#### [Written problem]
Repeat each line of the material below exactly as it appears, minus any pictures.

══ Source records ══

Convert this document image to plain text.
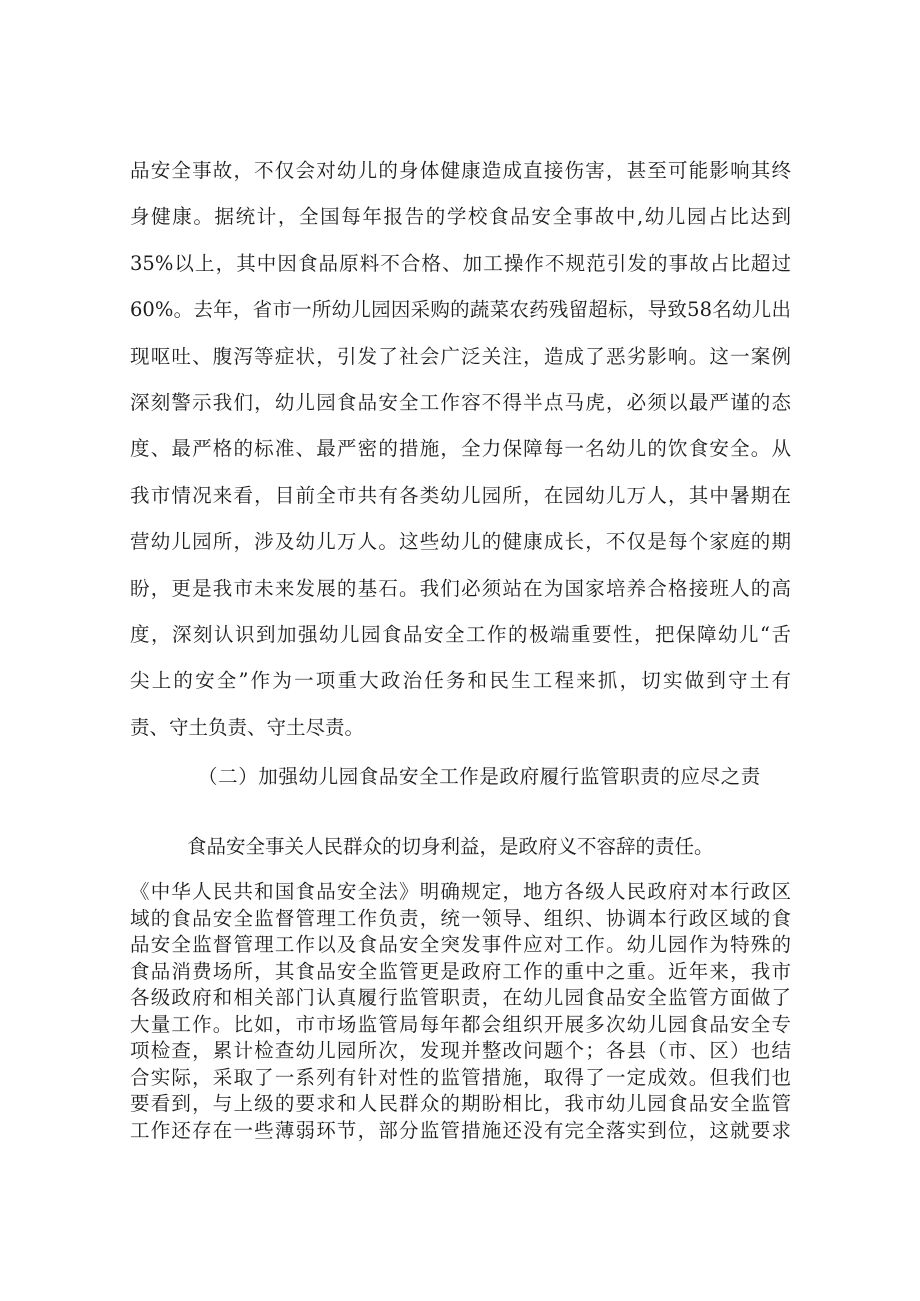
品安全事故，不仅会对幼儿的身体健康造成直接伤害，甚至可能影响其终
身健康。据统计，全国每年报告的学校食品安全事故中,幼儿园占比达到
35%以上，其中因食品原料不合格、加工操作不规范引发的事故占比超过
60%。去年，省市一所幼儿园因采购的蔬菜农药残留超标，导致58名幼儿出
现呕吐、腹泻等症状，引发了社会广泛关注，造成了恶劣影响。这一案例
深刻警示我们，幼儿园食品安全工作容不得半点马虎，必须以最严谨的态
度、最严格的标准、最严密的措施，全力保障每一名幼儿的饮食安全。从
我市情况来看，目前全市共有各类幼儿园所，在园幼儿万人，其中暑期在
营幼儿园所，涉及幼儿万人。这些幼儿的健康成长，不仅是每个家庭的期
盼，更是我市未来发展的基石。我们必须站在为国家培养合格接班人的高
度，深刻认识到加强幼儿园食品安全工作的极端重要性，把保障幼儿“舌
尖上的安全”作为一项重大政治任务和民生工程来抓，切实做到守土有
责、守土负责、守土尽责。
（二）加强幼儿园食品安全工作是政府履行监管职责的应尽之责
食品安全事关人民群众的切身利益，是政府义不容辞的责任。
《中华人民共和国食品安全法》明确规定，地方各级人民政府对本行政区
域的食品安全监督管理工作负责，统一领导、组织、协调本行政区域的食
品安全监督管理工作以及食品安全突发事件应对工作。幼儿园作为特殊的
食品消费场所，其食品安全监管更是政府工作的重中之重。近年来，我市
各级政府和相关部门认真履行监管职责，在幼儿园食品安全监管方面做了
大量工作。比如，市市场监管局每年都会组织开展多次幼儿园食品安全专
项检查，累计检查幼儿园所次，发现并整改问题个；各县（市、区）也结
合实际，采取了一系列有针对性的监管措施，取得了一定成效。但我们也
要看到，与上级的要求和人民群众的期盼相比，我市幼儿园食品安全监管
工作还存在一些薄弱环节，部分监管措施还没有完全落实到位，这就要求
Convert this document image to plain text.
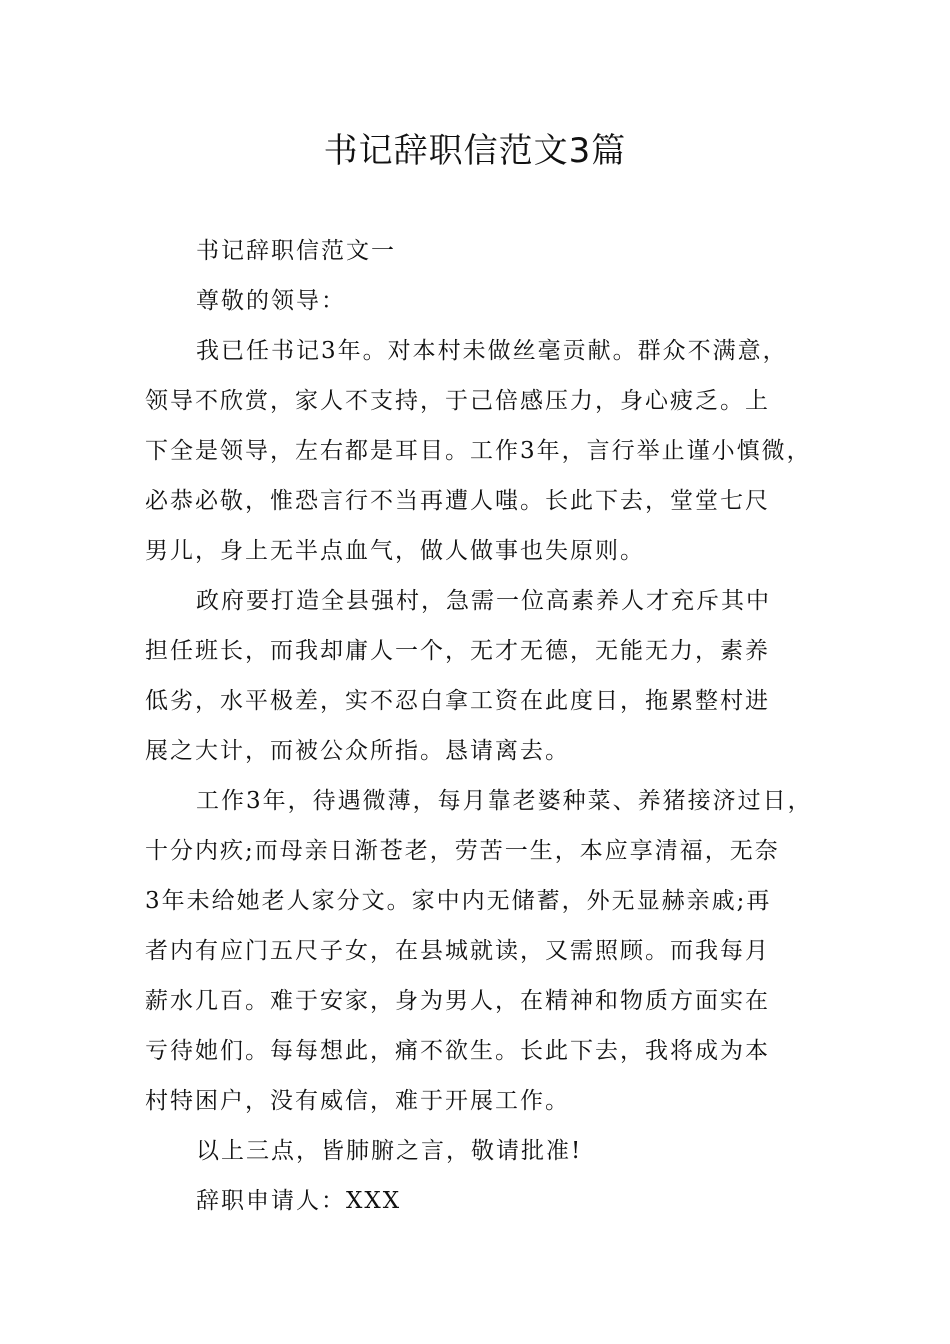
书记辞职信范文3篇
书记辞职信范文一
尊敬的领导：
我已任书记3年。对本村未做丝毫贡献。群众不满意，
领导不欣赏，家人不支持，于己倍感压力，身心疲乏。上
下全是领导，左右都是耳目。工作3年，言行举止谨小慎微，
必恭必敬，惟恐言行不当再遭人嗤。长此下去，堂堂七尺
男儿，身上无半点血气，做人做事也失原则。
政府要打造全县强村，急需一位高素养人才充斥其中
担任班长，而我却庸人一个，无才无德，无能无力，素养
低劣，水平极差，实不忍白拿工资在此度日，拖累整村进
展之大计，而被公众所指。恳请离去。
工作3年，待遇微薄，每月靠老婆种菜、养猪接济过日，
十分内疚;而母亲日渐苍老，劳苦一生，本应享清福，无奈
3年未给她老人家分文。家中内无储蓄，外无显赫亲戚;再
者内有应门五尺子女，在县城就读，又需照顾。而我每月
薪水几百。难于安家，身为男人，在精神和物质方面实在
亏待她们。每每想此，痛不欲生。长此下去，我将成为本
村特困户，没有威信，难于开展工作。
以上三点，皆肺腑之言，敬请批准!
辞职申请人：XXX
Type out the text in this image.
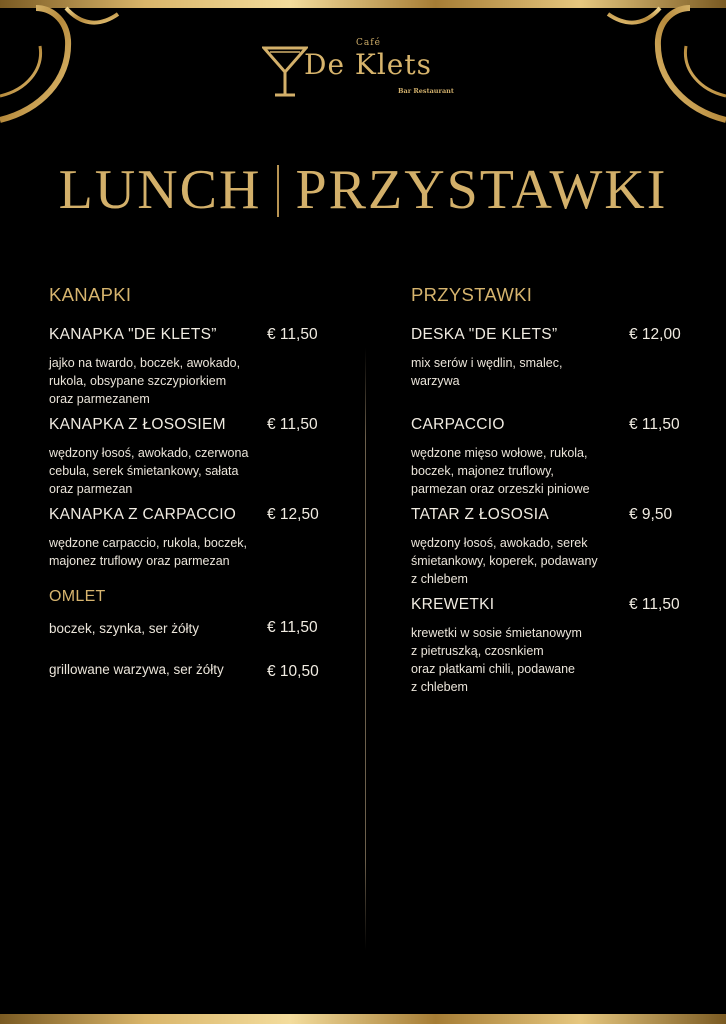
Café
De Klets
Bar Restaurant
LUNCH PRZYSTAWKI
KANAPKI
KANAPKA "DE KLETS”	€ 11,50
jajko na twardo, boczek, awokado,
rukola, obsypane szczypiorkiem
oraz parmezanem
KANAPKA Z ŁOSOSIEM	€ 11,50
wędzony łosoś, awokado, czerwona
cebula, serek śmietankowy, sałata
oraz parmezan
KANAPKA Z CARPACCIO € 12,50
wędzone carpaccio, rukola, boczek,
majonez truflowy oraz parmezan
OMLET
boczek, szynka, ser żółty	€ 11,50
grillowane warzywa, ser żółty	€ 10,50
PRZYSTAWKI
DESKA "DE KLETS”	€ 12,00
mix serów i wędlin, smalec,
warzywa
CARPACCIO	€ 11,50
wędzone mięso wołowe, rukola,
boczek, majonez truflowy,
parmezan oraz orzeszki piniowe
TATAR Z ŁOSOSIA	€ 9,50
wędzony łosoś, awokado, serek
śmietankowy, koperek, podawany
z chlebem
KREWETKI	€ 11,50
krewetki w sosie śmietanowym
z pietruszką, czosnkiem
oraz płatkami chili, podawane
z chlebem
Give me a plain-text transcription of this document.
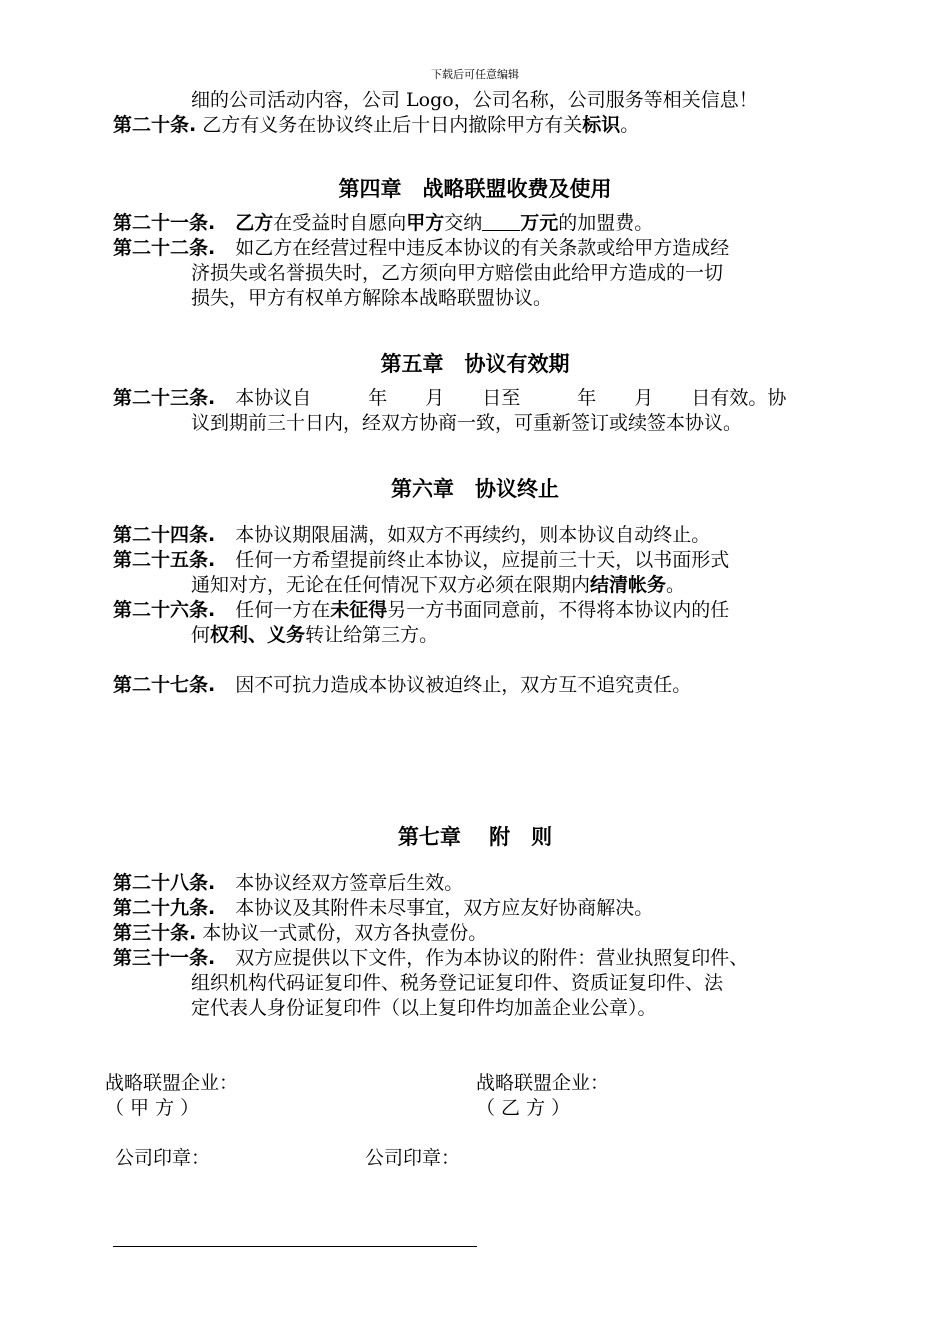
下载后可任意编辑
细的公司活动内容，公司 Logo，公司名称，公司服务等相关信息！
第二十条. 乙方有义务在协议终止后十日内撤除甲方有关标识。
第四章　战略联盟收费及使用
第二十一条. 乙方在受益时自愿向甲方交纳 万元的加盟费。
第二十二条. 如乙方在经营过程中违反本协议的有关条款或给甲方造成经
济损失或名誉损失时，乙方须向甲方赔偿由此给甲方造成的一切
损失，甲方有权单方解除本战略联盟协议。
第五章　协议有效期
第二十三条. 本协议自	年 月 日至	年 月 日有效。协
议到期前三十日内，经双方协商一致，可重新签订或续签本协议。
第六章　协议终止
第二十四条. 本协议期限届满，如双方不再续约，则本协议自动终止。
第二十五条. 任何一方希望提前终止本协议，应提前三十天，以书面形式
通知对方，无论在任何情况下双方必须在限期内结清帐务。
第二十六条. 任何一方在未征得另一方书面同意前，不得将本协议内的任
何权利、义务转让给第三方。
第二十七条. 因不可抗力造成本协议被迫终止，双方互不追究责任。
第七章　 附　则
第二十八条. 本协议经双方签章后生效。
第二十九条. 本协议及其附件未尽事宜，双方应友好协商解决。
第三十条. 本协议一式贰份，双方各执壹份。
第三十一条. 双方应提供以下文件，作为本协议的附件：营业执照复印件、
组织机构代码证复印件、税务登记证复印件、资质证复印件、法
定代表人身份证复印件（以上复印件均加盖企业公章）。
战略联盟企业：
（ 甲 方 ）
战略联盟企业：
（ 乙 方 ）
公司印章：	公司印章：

═══

#### [Expected output]
Convert this document image to plain text.
品安全事故，不仅会对幼儿的身体健康造成直接伤害，甚至可能影响其终
身健康。据统计，全国每年报告的学校食品安全事故中,幼儿园占比达到
35%以上，其中因食品原料不合格、加工操作不规范引发的事故占比超过
60%。去年，省市一所幼儿园因采购的蔬菜农药残留超标，导致58名幼儿出
现呕吐、腹泻等症状，引发了社会广泛关注，造成了恶劣影响。这一案例
深刻警示我们，幼儿园食品安全工作容不得半点马虎，必须以最严谨的态
度、最严格的标准、最严密的措施，全力保障每一名幼儿的饮食安全。从
我市情况来看，目前全市共有各类幼儿园所，在园幼儿万人，其中暑期在
营幼儿园所，涉及幼儿万人。这些幼儿的健康成长，不仅是每个家庭的期
盼，更是我市未来发展的基石。我们必须站在为国家培养合格接班人的高
度，深刻认识到加强幼儿园食品安全工作的极端重要性，把保障幼儿“舌
尖上的安全”作为一项重大政治任务和民生工程来抓，切实做到守土有
责、守土负责、守土尽责。
（二）加强幼儿园食品安全工作是政府履行监管职责的应尽之责
食品安全事关人民群众的切身利益，是政府义不容辞的责任。
《中华人民共和国食品安全法》明确规定，地方各级人民政府对本行政区
域的食品安全监督管理工作负责，统一领导、组织、协调本行政区域的食
品安全监督管理工作以及食品安全突发事件应对工作。幼儿园作为特殊的
食品消费场所，其食品安全监管更是政府工作的重中之重。近年来，我市
各级政府和相关部门认真履行监管职责，在幼儿园食品安全监管方面做了
大量工作。比如，市市场监管局每年都会组织开展多次幼儿园食品安全专
项检查，累计检查幼儿园所次，发现并整改问题个；各县（市、区）也结
合实际，采取了一系列有针对性的监管措施，取得了一定成效。但我们也
要看到，与上级的要求和人民群众的期盼相比，我市幼儿园食品安全监管
工作还存在一些薄弱环节，部分监管措施还没有完全落实到位，这就要求
Convert this document image to plain text.
书记辞职信范文3篇
书记辞职信范文一
尊敬的领导：
我已任书记3年。对本村未做丝毫贡献。群众不满意，
领导不欣赏，家人不支持，于己倍感压力，身心疲乏。上
下全是领导，左右都是耳目。工作3年，言行举止谨小慎微，
必恭必敬，惟恐言行不当再遭人嗤。长此下去，堂堂七尺
男儿，身上无半点血气，做人做事也失原则。
政府要打造全县强村，急需一位高素养人才充斥其中
担任班长，而我却庸人一个，无才无德，无能无力，素养
低劣，水平极差，实不忍白拿工资在此度日，拖累整村进
展之大计，而被公众所指。恳请离去。
工作3年，待遇微薄，每月靠老婆种菜、养猪接济过日，
十分内疚;而母亲日渐苍老，劳苦一生，本应享清福，无奈
3年未给她老人家分文。家中内无储蓄，外无显赫亲戚;再
者内有应门五尺子女，在县城就读，又需照顾。而我每月
薪水几百。难于安家，身为男人，在精神和物质方面实在
亏待她们。每每想此，痛不欲生。长此下去，我将成为本
村特困户，没有威信，难于开展工作。
以上三点，皆肺腑之言，敬请批准!
辞职申请人：XXX
Type out the text in this image.
Café
De Klets
Bar Restaurant
LUNCH PRZYSTAWKI
KANAPKI
KANAPKA "DE KLETS”	€ 11,50
jajko na twardo, boczek, awokado,
rukola, obsypane szczypiorkiem
oraz parmezanem
KANAPKA Z ŁOSOSIEM	€ 11,50
wędzony łosoś, awokado, czerwona
cebula, serek śmietankowy, sałata
oraz parmezan
KANAPKA Z CARPACCIO € 12,50
wędzone carpaccio, rukola, boczek,
majonez truflowy oraz parmezan
OMLET
boczek, szynka, ser żółty	€ 11,50
grillowane warzywa, ser żółty	€ 10,50
PRZYSTAWKI
DESKA "DE KLETS”	€ 12,00
mix serów i wędlin, smalec,
warzywa
CARPACCIO	€ 11,50
wędzone mięso wołowe, rukola,
boczek, majonez truflowy,
parmezan oraz orzeszki piniowe
TATAR Z ŁOSOSIA	€ 9,50
wędzony łosoś, awokado, serek
śmietankowy, koperek, podawany
z chlebem
KREWETKI	€ 11,50
krewetki w sosie śmietanowym
z pietruszką, czosnkiem
oraz płatkami chili, podawane
z chlebem
Give me a plain-text transcription of this document.
下载后可任意编辑
细的公司活动内容，公司 Logo，公司名称，公司服务等相关信息！
第二十条. 乙方有义务在协议终止后十日内撤除甲方有关标识。
第四章　战略联盟收费及使用
第二十一条. 乙方在受益时自愿向甲方交纳 万元的加盟费。
第二十二条. 如乙方在经营过程中违反本协议的有关条款或给甲方造成经
济损失或名誉损失时，乙方须向甲方赔偿由此给甲方造成的一切
损失，甲方有权单方解除本战略联盟协议。
第五章　协议有效期
第二十三条. 本协议自	年 月 日至	年 月 日有效。协
议到期前三十日内，经双方协商一致，可重新签订或续签本协议。
第六章　协议终止
第二十四条. 本协议期限届满，如双方不再续约，则本协议自动终止。
第二十五条. 任何一方希望提前终止本协议，应提前三十天，以书面形式
通知对方，无论在任何情况下双方必须在限期内结清帐务。
第二十六条. 任何一方在未征得另一方书面同意前，不得将本协议内的任
何权利、义务转让给第三方。
第二十七条. 因不可抗力造成本协议被迫终止，双方互不追究责任。
第七章　 附　则
第二十八条. 本协议经双方签章后生效。
第二十九条. 本协议及其附件未尽事宜，双方应友好协商解决。
第三十条. 本协议一式贰份，双方各执壹份。
第三十一条. 双方应提供以下文件，作为本协议的附件：营业执照复印件、
组织机构代码证复印件、税务登记证复印件、资质证复印件、法
定代表人身份证复印件（以上复印件均加盖企业公章）。
战略联盟企业：
（ 甲 方 ）
战略联盟企业：
（ 乙 方 ）
公司印章：	公司印章：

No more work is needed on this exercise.